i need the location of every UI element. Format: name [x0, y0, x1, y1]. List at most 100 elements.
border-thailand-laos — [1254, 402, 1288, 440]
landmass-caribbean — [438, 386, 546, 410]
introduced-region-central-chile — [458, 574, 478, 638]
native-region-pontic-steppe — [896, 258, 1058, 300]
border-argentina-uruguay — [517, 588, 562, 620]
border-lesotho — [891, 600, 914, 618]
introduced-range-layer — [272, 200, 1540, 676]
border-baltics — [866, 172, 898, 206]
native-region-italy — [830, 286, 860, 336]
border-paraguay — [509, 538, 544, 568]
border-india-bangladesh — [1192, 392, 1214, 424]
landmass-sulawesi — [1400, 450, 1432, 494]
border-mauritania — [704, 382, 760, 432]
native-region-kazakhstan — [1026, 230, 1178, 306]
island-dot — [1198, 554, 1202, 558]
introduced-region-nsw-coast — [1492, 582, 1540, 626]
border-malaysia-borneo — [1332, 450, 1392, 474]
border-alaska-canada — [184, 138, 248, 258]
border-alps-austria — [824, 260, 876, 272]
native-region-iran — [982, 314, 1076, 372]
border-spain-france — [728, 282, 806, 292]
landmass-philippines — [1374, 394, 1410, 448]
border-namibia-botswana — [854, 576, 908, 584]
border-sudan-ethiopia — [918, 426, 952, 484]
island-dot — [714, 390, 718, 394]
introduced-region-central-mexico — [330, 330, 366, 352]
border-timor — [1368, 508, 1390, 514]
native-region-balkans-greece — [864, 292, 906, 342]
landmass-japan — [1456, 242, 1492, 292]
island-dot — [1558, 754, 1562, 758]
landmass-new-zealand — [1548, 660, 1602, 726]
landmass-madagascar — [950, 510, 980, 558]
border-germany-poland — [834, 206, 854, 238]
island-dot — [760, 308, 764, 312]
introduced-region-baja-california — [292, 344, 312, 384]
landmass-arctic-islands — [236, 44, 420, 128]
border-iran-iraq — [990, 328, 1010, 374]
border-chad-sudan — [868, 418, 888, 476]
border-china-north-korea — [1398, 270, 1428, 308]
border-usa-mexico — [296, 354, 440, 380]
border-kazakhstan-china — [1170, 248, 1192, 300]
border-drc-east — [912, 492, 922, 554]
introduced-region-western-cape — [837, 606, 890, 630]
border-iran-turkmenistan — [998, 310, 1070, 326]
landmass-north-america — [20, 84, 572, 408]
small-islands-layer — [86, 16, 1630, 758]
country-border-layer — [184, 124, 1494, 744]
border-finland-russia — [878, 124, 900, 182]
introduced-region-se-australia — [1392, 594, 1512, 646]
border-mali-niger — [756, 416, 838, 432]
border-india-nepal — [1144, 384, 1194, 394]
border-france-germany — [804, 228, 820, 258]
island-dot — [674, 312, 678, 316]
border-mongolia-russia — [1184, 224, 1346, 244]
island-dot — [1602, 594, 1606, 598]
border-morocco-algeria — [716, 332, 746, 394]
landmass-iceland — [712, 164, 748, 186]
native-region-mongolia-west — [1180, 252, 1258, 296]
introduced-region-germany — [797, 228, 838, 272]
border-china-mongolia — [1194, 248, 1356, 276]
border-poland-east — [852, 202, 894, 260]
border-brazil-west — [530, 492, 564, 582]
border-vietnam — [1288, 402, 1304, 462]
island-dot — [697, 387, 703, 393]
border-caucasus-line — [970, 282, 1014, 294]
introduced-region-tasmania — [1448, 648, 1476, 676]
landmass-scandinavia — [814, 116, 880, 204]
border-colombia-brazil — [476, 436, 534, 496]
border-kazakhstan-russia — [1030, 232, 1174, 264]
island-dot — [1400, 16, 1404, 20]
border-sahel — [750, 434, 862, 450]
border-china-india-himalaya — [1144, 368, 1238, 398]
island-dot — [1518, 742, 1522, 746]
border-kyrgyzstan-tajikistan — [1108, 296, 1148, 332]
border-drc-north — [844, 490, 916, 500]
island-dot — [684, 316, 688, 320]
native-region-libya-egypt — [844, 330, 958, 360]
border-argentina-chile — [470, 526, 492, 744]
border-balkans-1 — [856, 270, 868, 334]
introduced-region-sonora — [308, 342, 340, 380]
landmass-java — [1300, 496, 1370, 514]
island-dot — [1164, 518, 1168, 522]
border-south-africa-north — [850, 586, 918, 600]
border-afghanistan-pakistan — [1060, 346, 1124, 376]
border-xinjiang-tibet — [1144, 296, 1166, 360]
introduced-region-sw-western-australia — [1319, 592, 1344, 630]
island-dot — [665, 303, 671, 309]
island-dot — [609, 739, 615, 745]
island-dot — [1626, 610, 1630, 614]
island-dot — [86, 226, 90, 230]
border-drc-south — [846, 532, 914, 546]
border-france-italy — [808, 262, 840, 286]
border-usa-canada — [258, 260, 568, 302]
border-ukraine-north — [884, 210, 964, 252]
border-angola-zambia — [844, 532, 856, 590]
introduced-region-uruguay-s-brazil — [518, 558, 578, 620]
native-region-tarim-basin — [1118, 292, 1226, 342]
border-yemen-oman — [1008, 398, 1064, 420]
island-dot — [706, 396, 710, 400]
===
▶ Exercise requirements:
Copy out all of the rows above line for line, changing nothing.

▶ Answer to this exercise:
i need the location of every UI element. Format: name [x0, y0, x1, y1]. List at most 100 elements.
border-thailand-laos — [1254, 402, 1288, 440]
landmass-caribbean — [438, 386, 546, 410]
introduced-region-central-chile — [458, 574, 478, 638]
native-region-pontic-steppe — [896, 258, 1058, 300]
border-argentina-uruguay — [517, 588, 562, 620]
border-lesotho — [891, 600, 914, 618]
introduced-range-layer — [272, 200, 1540, 676]
border-baltics — [866, 172, 898, 206]
native-region-italy — [830, 286, 860, 336]
border-paraguay — [509, 538, 544, 568]
border-india-bangladesh — [1192, 392, 1214, 424]
landmass-sulawesi — [1400, 450, 1432, 494]
border-mauritania — [704, 382, 760, 432]
native-region-kazakhstan — [1026, 230, 1178, 306]
island-dot — [1198, 554, 1202, 558]
introduced-region-nsw-coast — [1492, 582, 1540, 626]
border-malaysia-borneo — [1332, 450, 1392, 474]
border-alaska-canada — [184, 138, 248, 258]
border-alps-austria — [824, 260, 876, 272]
native-region-iran — [982, 314, 1076, 372]
border-spain-france — [728, 282, 806, 292]
landmass-philippines — [1374, 394, 1410, 448]
border-namibia-botswana — [854, 576, 908, 584]
border-sudan-ethiopia — [918, 426, 952, 484]
island-dot — [714, 390, 718, 394]
introduced-region-central-mexico — [330, 330, 366, 352]
border-timor — [1368, 508, 1390, 514]
native-region-balkans-greece — [864, 292, 906, 342]
landmass-japan — [1456, 242, 1492, 292]
island-dot — [1558, 754, 1562, 758]
landmass-new-zealand — [1548, 660, 1602, 726]
landmass-madagascar — [950, 510, 980, 558]
border-germany-poland — [834, 206, 854, 238]
island-dot — [760, 308, 764, 312]
introduced-region-baja-california — [292, 344, 312, 384]
landmass-arctic-islands — [236, 44, 420, 128]
border-iran-iraq — [990, 328, 1010, 374]
border-chad-sudan — [868, 418, 888, 476]
border-china-north-korea — [1398, 270, 1428, 308]
border-usa-mexico — [296, 354, 440, 380]
border-kazakhstan-china — [1170, 248, 1192, 300]
border-drc-east — [912, 492, 922, 554]
introduced-region-western-cape — [837, 606, 890, 630]
border-iran-turkmenistan — [998, 310, 1070, 326]
landmass-north-america — [20, 84, 572, 408]
small-islands-layer — [86, 16, 1630, 758]
country-border-layer — [184, 124, 1494, 744]
border-finland-russia — [878, 124, 900, 182]
introduced-region-se-australia — [1392, 594, 1512, 646]
border-mali-niger — [756, 416, 838, 432]
border-india-nepal — [1144, 384, 1194, 394]
border-france-germany — [804, 228, 820, 258]
island-dot — [674, 312, 678, 316]
border-mongolia-russia — [1184, 224, 1346, 244]
island-dot — [1602, 594, 1606, 598]
border-morocco-algeria — [716, 332, 746, 394]
landmass-iceland — [712, 164, 748, 186]
native-region-mongolia-west — [1180, 252, 1258, 296]
introduced-region-germany — [797, 228, 838, 272]
border-china-mongolia — [1194, 248, 1356, 276]
border-poland-east — [852, 202, 894, 260]
border-brazil-west — [530, 492, 564, 582]
border-vietnam — [1288, 402, 1304, 462]
island-dot — [697, 387, 703, 393]
border-caucasus-line — [970, 282, 1014, 294]
introduced-region-tasmania — [1448, 648, 1476, 676]
landmass-scandinavia — [814, 116, 880, 204]
border-colombia-brazil — [476, 436, 534, 496]
border-kazakhstan-russia — [1030, 232, 1174, 264]
island-dot — [1400, 16, 1404, 20]
border-sahel — [750, 434, 862, 450]
border-china-india-himalaya — [1144, 368, 1238, 398]
island-dot — [1518, 742, 1522, 746]
border-kyrgyzstan-tajikistan — [1108, 296, 1148, 332]
border-drc-north — [844, 490, 916, 500]
island-dot — [684, 316, 688, 320]
native-region-libya-egypt — [844, 330, 958, 360]
border-argentina-chile — [470, 526, 492, 744]
border-balkans-1 — [856, 270, 868, 334]
introduced-region-sonora — [308, 342, 340, 380]
landmass-java — [1300, 496, 1370, 514]
island-dot — [1164, 518, 1168, 522]
border-south-africa-north — [850, 586, 918, 600]
border-afghanistan-pakistan — [1060, 346, 1124, 376]
border-xinjiang-tibet — [1144, 296, 1166, 360]
introduced-region-sw-western-australia — [1319, 592, 1344, 630]
island-dot — [665, 303, 671, 309]
island-dot — [609, 739, 615, 745]
island-dot — [1626, 610, 1630, 614]
island-dot — [86, 226, 90, 230]
border-drc-south — [846, 532, 914, 546]
border-france-italy — [808, 262, 840, 286]
border-usa-canada — [258, 260, 568, 302]
border-ukraine-north — [884, 210, 964, 252]
border-angola-zambia — [844, 532, 856, 590]
introduced-region-uruguay-s-brazil — [518, 558, 578, 620]
native-region-tarim-basin — [1118, 292, 1226, 342]
border-yemen-oman — [1008, 398, 1064, 420]
island-dot — [706, 396, 710, 400]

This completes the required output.